* Goal:
Write out each entry, exactly the way it appears.

Rows from a figure dataset:
——

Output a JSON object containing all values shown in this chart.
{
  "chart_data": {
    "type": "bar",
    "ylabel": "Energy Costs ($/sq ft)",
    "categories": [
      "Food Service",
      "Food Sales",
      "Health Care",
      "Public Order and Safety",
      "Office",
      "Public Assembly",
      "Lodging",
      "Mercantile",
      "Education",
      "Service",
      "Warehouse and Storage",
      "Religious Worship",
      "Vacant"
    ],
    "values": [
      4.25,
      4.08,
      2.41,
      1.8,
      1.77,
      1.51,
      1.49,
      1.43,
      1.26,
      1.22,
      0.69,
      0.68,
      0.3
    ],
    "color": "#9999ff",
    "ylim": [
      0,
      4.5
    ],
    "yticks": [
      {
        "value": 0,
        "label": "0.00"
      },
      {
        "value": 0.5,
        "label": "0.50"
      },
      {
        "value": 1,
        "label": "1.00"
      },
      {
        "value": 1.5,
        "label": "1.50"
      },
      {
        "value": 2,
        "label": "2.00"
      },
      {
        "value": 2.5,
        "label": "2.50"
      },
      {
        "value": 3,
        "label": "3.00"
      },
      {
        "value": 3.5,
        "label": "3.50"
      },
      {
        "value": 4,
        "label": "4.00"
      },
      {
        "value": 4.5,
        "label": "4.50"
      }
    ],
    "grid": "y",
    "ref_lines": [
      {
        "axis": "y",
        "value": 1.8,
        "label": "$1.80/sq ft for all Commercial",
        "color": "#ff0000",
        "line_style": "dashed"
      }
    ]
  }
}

——

* Correct response:
Output a JSON object containing all values shown in this chart.
{
  "chart_data": {
    "type": "bar",
    "ylabel": "Energy Costs ($/sq ft)",
    "categories": [
      "Food Service",
      "Food Sales",
      "Health Care",
      "Public Order and Safety",
      "Office",
      "Public Assembly",
      "Lodging",
      "Mercantile",
      "Education",
      "Service",
      "Warehouse and Storage",
      "Religious Worship",
      "Vacant"
    ],
    "values": [
      4.25,
      4.08,
      2.41,
      1.8,
      1.77,
      1.51,
      1.49,
      1.43,
      1.26,
      1.22,
      0.69,
      0.68,
      0.3
    ],
    "color": "#9999ff",
    "ylim": [
      0,
      4.5
    ],
    "yticks": [
      {
        "value": 0,
        "label": "0.00"
      },
      {
        "value": 0.5,
        "label": "0.50"
      },
      {
        "value": 1,
        "label": "1.00"
      },
      {
        "value": 1.5,
        "label": "1.50"
      },
      {
        "value": 2,
        "label": "2.00"
      },
      {
        "value": 2.5,
        "label": "2.50"
      },
      {
        "value": 3,
        "label": "3.00"
      },
      {
        "value": 3.5,
        "label": "3.50"
      },
      {
        "value": 4,
        "label": "4.00"
      },
      {
        "value": 4.5,
        "label": "4.50"
      }
    ],
    "grid": "y",
    "ref_lines": [
      {
        "axis": "y",
        "value": 1.8,
        "label": "$1.80/sq ft for all Commercial",
        "color": "#ff0000",
        "line_style": "dashed"
      }
    ]
  }
}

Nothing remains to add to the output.